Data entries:
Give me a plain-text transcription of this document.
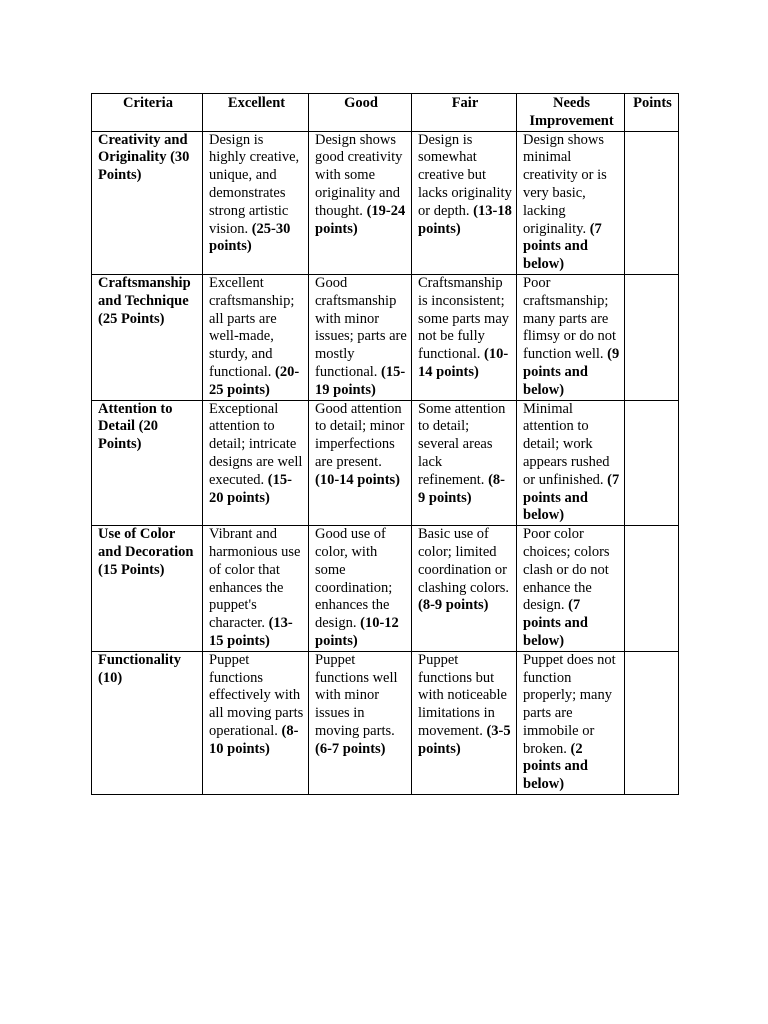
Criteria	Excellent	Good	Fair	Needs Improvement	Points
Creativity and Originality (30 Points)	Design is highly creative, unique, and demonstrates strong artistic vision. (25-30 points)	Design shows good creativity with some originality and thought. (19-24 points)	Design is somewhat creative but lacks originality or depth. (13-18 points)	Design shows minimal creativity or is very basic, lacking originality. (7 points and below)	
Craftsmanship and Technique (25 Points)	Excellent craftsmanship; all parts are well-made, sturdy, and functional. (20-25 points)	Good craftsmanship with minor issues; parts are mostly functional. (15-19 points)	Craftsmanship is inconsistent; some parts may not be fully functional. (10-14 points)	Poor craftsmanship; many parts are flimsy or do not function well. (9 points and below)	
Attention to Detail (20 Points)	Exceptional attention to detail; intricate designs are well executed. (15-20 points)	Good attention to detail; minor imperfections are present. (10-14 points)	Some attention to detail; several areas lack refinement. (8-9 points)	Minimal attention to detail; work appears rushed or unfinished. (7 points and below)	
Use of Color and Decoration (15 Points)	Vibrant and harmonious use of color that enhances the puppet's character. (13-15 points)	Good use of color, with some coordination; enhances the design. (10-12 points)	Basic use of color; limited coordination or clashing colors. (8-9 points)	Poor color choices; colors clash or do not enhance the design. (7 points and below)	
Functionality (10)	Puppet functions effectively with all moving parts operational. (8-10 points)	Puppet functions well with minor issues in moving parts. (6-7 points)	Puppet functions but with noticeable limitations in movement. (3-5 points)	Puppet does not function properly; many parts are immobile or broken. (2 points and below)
==
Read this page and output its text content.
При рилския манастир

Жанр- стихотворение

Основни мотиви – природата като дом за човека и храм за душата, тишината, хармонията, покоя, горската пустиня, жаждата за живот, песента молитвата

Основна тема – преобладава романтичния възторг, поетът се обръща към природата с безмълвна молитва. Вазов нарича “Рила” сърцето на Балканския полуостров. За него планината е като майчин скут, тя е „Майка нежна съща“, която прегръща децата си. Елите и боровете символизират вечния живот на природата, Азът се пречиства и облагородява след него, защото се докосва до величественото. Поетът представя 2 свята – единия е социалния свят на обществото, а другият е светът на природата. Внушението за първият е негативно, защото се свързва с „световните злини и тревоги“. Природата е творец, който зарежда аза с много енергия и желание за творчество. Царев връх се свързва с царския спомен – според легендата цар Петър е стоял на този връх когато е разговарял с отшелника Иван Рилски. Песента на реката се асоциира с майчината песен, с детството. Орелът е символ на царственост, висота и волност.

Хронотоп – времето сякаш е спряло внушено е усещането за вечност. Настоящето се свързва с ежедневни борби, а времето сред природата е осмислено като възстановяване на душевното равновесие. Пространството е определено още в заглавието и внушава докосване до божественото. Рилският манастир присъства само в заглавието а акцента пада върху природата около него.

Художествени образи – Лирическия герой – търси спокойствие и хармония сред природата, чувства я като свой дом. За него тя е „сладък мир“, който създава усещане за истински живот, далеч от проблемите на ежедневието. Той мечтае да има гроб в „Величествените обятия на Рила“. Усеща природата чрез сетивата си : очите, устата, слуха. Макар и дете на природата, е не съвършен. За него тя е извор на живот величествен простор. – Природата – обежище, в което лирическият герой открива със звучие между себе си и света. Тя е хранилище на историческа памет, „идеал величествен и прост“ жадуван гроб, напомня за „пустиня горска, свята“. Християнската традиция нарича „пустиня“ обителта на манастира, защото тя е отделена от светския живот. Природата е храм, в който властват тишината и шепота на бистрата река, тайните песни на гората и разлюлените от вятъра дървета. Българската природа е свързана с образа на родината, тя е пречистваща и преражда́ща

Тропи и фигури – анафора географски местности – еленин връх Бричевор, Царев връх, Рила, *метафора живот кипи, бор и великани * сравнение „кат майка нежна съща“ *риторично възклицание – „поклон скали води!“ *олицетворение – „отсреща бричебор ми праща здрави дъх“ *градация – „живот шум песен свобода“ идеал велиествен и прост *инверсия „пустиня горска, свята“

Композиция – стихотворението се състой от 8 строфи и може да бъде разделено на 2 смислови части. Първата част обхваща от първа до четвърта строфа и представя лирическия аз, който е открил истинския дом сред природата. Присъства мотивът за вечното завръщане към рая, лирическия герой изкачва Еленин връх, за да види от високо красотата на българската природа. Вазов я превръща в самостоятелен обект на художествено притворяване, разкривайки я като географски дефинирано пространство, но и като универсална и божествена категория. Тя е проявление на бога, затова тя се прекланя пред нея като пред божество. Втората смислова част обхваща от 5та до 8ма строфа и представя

YOUR INSTRUCTIONS:
Find the count of lines in the data above where the string "parts" occurs. Provide that number alone.

RESPONSE FOR THIS EXERCISE:
2